* _Trecho do documento_:
########

Podemos dizer, por fim, que, por este pensamento, e permanecendo na metáfora, seríamos como incapazes fisiologicamente de perceber sutilezas cromáticas ao nosso redor, de vermos o variegado do mundo que nos cinge em nosso presente, por estarmos sobremodo comprometidos com ele, e por ele envolvidos, ao passo que, uma vez no “futuro” (e “futuro” sempre relativamente a uma era pregressa: daí podermos empregar o termo ainda mesmo em referência ao presente ou ao passado), mais fácil nos será discernir matizes, sombras, filigranas, já que a distância permite uma visão panorâmica indispensável à completude da crítica. É como observarmos uma floresta tropical de seu interior, nela adentrando, cercados de sua profusão de cores, mas de tal modo com ela comprometidos que a não distinguiríamos; ou, de outro bordo, vê-la tranquilamente do alto de uma montanha, imperturbável, ainda que ali se tenha chegado mediante sacrifício (da personalidade?) e esforço inexauríveis.
Por isso dizemos que ocorre naturalmente a passagem do linear (estamos novamente numa metáfora pertinente á visão de Eliot, desta vez quanto ao caráter de sequência de quaisquer línguas, em que, por mais que o fato narrado tenha vindo em estratos concomitantes, por obediência à sintaxe, virá a língua em sucessões) ao pictórico (agora no âmbito das artes visuais, em que devemos observar toda a obra para emitirmos opinião, por muito que nos detenhamos por certo tempo em dado trecho da obra). Ou seja: ver as cores que comporão o balde entrar uma a uma, sucessivamente, para, depois, observar o distinto da cor única resultante daquela mistura, inteiramente diversa de todas as cores que a compuseram - mas resultado inquestionável delas, sem cujo conjunto se teria formado uma outra cor qualquer, que não aquela exata que ali está.
Assim, o presente é linear; o passado, pictórico. Não queremos dizer com isso que a crítica que farão a nosso respeito os que vierem após nós será superior à que fazemos (ou podemos fazer) a nosso próprio respeito, senão que a daqueles será, necessariamente, distinta da nossa: “Os escritores mortos estão distantes de nós porque conhecemos muito mais do que eles conheceram. Exatamente, e são eles aquilo que conhecemos” (ELIOT, 1989: 41).
Em retrospecto, vejo que escrevi melhor sobre poetas cuja obra influenciou a minha e com cuja poesia me tornei familiarizado. Antes de querer escrever sobre eles ou de ter em comum com a de Ezra Pound o fato de que seus méritos e limitações só podem ser completamente avaliados quando considerados em relação à poesia que eu mesmo escrevi. [....] (ELIOT, 1972: 152)
Nós somos aquilo que a mais do que nós conhecerão nossos sucessores. E assim eles, no “futuro”, saberão, por certo ângulo, mais a nosso respeito, assim como nós sabemos mais de nossos antecessores do que eles próprios conheciam de si mesmos, se é que isto não se trata de presunção sub-reptícia, o que se poderia chamar de uma “presunção futurizante”. De qualquer forma, há um movimento pendular, de moto perpétuo: somos afetados pelo passado que nos impulsiona ao futuro; futuro este que, por existir (e só o pôde graças ao acúmulo dos tempos passado/presente), fará instintivamente o crítico retroceder no tempo, indo à cata do passado, perquirindo-o e concebendo-o com valores tão diversos quantos tenham sido os avanços que até seu tempo se arquitetaram e acumularam. E, assim, o movimento - cíclico - nunca se encerra: é uma engrenagem pendular de alimentação à criatividade dos homens, cujo impulso inicial é a imanência crítica destes.

########

* _Registros fornecidos_:
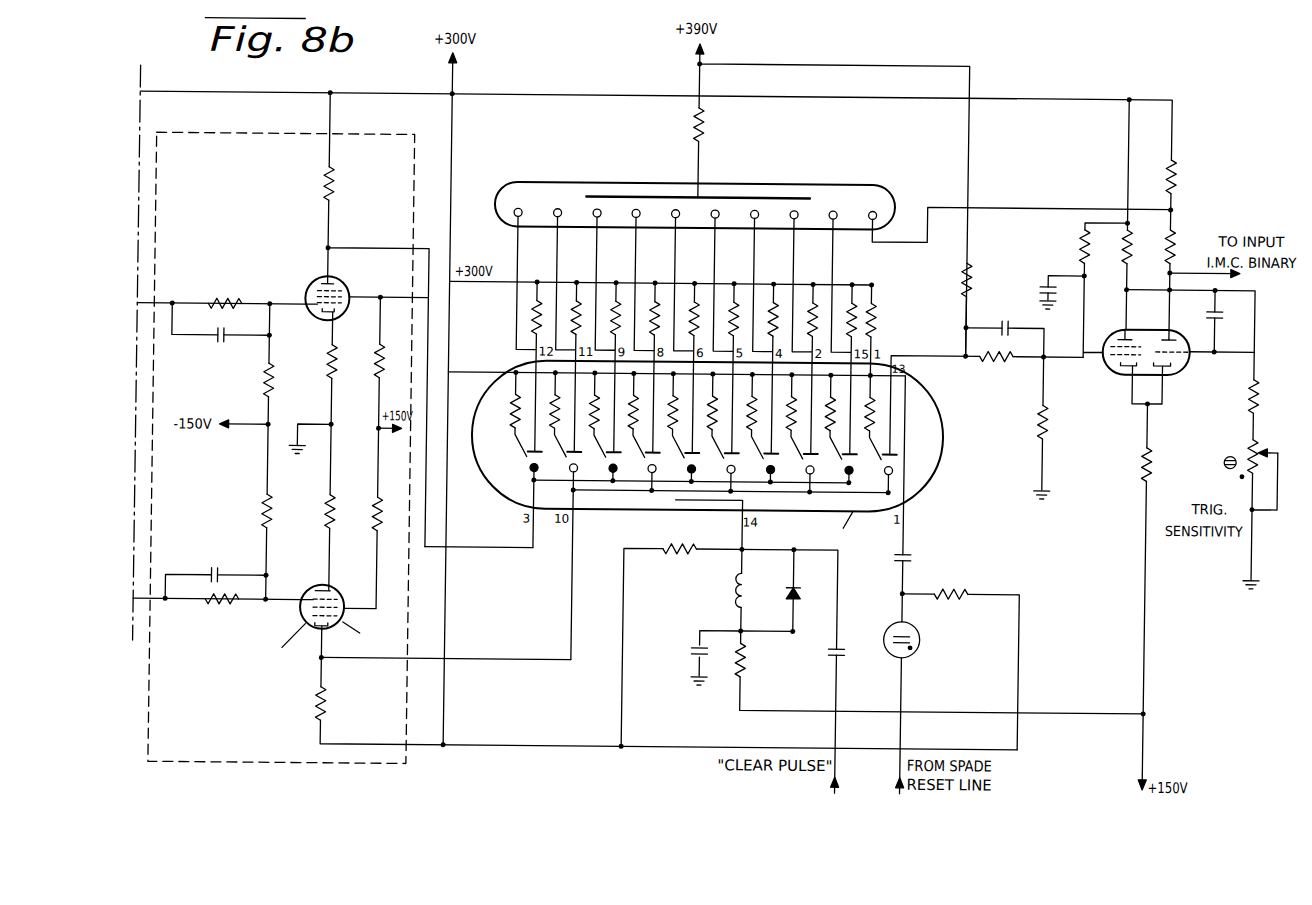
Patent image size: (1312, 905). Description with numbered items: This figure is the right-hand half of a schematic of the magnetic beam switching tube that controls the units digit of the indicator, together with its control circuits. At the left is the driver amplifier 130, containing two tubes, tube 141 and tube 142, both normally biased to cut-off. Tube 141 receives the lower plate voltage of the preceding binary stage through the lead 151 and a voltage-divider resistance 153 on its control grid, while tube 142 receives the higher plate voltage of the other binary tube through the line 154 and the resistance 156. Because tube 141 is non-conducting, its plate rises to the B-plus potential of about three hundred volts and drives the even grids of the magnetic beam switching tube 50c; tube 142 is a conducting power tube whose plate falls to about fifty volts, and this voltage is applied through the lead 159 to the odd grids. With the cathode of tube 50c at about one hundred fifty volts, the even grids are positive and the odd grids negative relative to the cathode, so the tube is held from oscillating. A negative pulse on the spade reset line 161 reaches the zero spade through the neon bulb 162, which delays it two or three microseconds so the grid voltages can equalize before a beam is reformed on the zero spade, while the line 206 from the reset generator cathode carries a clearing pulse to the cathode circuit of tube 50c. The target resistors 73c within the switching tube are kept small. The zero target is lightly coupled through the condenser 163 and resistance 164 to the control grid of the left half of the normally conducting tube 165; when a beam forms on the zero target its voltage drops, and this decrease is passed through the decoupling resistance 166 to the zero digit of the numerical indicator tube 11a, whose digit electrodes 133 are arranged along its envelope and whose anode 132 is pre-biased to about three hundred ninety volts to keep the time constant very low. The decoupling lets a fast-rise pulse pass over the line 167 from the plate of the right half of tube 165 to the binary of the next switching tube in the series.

The driver amplifier 130 is at (382, 137).
The counting tube 11a is at (520, 182).
The anode 132 is at (757, 196).
The guide cathodes of counting tube 133 is at (835, 209).
The tube 142 is at (311, 280).
The tube 141 is at (314, 592).
The line 154 is at (147, 306).
The resistance 156 is at (215, 304).
The lead 151 is at (144, 602).
The resistance 153 is at (231, 607).
The cathode resistor of MBS tube 73c is at (516, 412).
The magnetic beam switching tube 50c is at (632, 513).
The lead 159 is at (457, 549).
The line 206 is at (842, 675).
The neon bulb 162 is at (916, 648).
The spade reset line 161 is at (906, 721).
The condenser 163 is at (1002, 318).
The resistance 164 is at (993, 365).
The tube 165 is at (1110, 368).
The decoupling resistance 166 is at (1170, 246).
The line 167 is at (1206, 273).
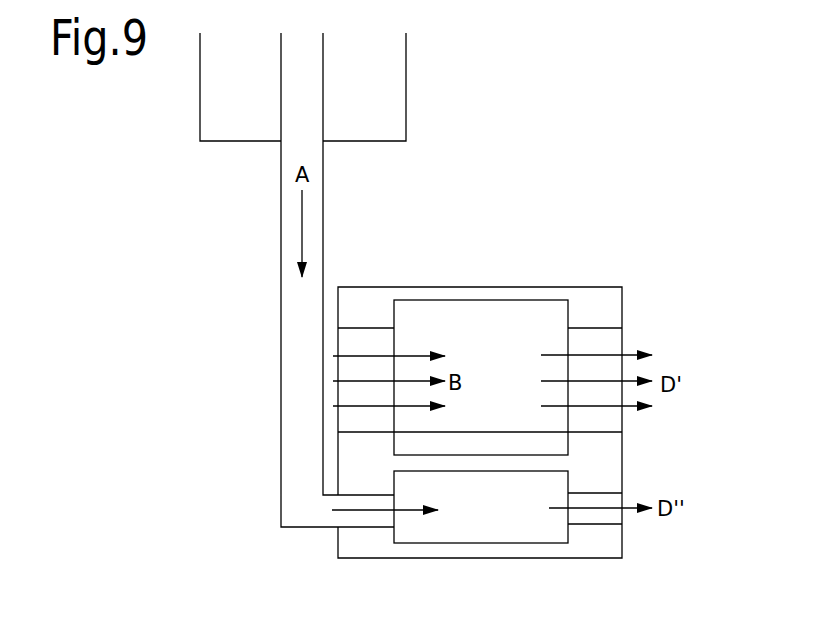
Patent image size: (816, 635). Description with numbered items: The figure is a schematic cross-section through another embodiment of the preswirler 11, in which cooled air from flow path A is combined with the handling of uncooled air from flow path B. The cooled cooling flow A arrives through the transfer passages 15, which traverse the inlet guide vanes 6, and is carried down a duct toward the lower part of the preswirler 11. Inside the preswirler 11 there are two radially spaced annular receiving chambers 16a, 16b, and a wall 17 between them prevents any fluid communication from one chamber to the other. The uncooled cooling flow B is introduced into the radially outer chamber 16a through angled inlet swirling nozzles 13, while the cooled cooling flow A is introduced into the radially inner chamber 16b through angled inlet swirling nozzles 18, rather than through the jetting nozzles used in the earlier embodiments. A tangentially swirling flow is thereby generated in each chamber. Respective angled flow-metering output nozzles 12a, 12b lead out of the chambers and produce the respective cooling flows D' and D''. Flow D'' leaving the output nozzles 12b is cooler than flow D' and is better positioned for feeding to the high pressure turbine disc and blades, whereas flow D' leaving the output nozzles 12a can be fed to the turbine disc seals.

The inlet guide vanes 6 is at (230, 116).
The transfer passages 15 is at (323, 82).
The preswirler 11 is at (607, 252).
The angled inlet swirling nozzles 13 is at (338, 327).
The radially outer receiving chamber 16a is at (476, 300).
The angled flow-metering output nozzles 12a is at (610, 328).
The wall 17 is at (525, 466).
The radially inner receiving chamber 16b is at (455, 543).
The angled flow-metering output nozzles 12b is at (608, 519).
The angled inlet swirling nozzles 18 is at (348, 527).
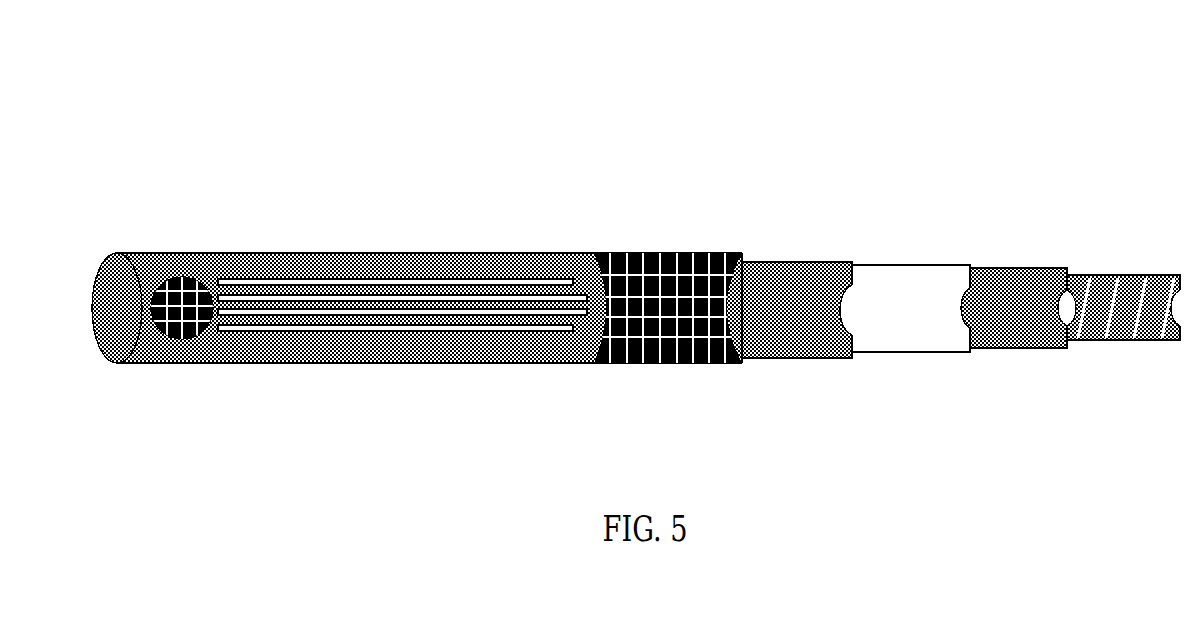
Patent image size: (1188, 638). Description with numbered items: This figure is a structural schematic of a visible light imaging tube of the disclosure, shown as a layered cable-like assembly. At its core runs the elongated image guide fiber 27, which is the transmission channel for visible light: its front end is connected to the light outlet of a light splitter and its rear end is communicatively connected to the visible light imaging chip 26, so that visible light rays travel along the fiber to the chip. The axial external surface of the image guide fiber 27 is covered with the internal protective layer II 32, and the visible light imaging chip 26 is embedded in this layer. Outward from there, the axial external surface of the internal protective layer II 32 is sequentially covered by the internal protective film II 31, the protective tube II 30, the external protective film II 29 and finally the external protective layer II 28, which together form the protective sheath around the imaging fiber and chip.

The visible light imaging chip 26 is at (178, 300).
The image guide fiber 27 is at (371, 290).
The external protective layer II 28 is at (668, 275).
The external protective film II 29 is at (784, 302).
The protective tube II 30 is at (887, 307).
The internal protective film II 31 is at (1006, 290).
The internal protective layer II 32 is at (1117, 283).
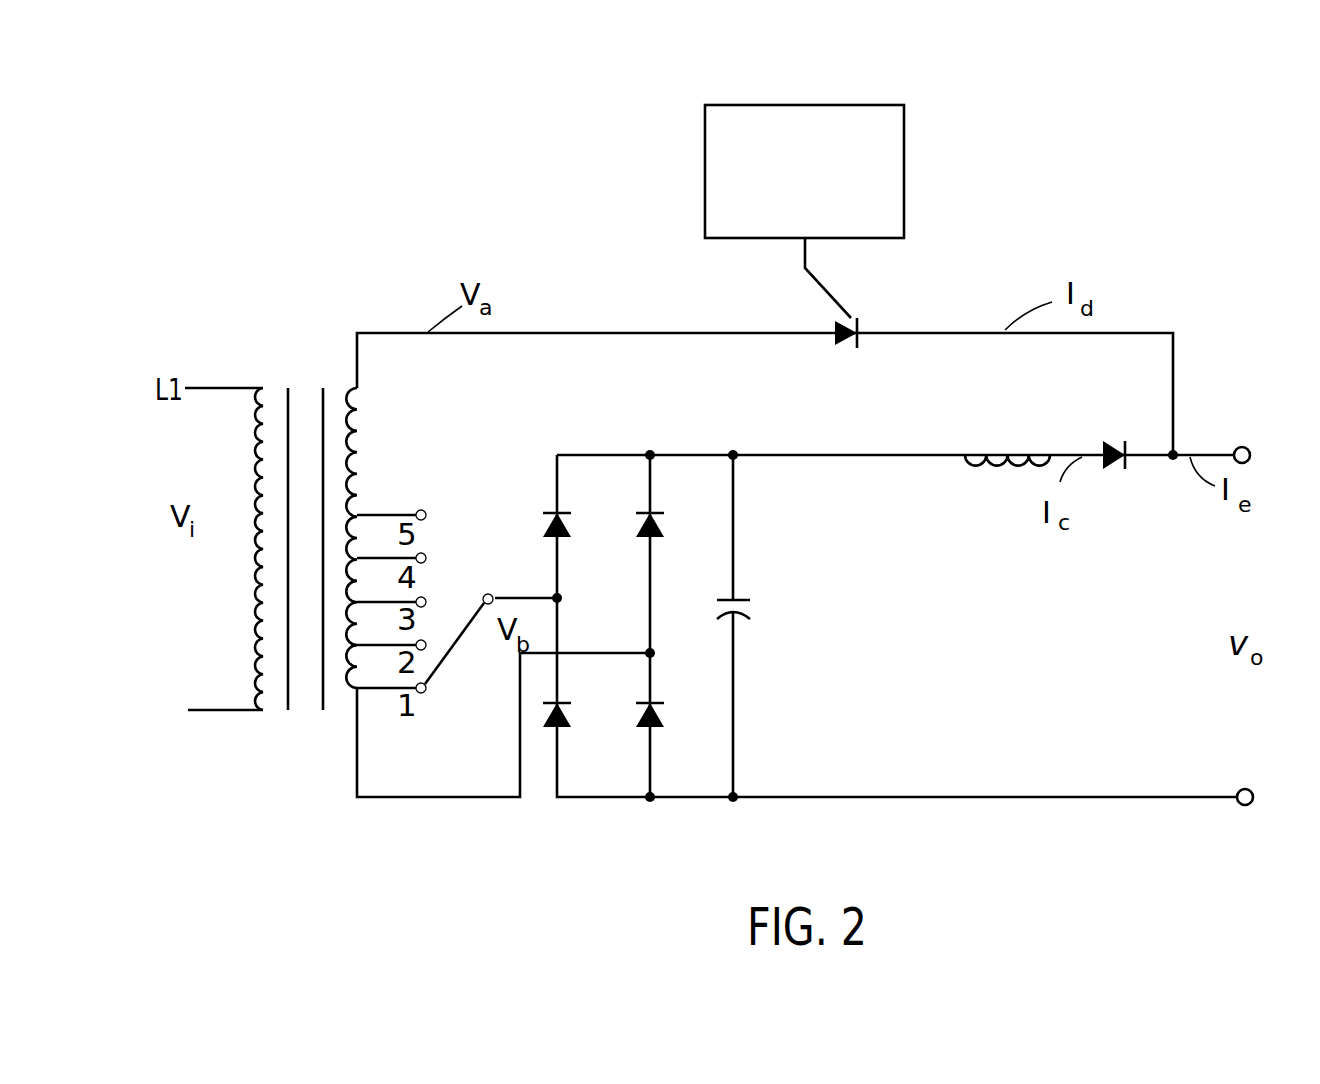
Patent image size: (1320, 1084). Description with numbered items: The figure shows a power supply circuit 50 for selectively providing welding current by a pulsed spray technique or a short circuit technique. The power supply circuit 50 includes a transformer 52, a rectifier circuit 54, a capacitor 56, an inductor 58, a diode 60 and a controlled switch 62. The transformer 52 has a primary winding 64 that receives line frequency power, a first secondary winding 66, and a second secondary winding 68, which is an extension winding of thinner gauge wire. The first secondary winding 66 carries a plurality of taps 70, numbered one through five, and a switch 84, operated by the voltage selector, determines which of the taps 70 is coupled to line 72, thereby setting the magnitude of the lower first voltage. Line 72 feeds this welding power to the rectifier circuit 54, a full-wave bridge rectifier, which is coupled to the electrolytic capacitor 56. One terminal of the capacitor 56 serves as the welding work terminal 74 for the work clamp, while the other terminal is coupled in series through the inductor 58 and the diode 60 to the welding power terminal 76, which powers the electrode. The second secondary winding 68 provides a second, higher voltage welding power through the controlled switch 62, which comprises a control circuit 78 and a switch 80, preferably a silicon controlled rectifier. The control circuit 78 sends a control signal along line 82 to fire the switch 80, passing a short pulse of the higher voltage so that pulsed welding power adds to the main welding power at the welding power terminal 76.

########

* _Problema 1_: Resuma o trecho do documento em duas frases.
* _Problema 2_: Por favor, prossiga o trecho do documento a partir do ponto em que ele termina.

* _Resposta 1_: Envolvidos demais com o presente, não percebemos suas sutilezas, ao passo que a distância do “futuro” oferece a visão panorâmica indispensável à crítica, e por isso o presente é linear e o passado, pictórico. A crítica que os sucessores farão a nosso respeito não será superior, mas distinta da nossa, num movimento pendular e cíclico em que o passado nos impulsiona ao futuro e o futuro faz o crítico retroceder ao passado para reavaliá-lo.

* _Resposta 2_:
Um culto ao tempo linear e ao tempo pictórico. Ao tempo cronológico e ao tempo cíclico, espiralado, que a Mitologia Grega, por sinal, tanto encareceu em sua criação artística, e que, hoje, a física quântica tanto consegue comprovar, dando perfeita razão científica aos pré-socráticos.
II) FICÇÃO/REALIDADE?
Antes de tudo, não haveria nenhuma ficção que, ainda que se tendo proposto sê-lo integralmente, o tenha conseguido de fato ser, em todos os seus meios próprios de expressão. Queremos dizer que, pelo que se tem dito, torna-se óbvia a depreensão de que não existe, se se proceder a uma análise superficial, em um texto “ficcional”, a ficção em toda a sua tessitura, isto é, em direito e em fato, nem promovendo a “imitação” (mimese) daquilo que poderia ser (ou ter sido), nem se abstendo por total da referencialidade do mundo real.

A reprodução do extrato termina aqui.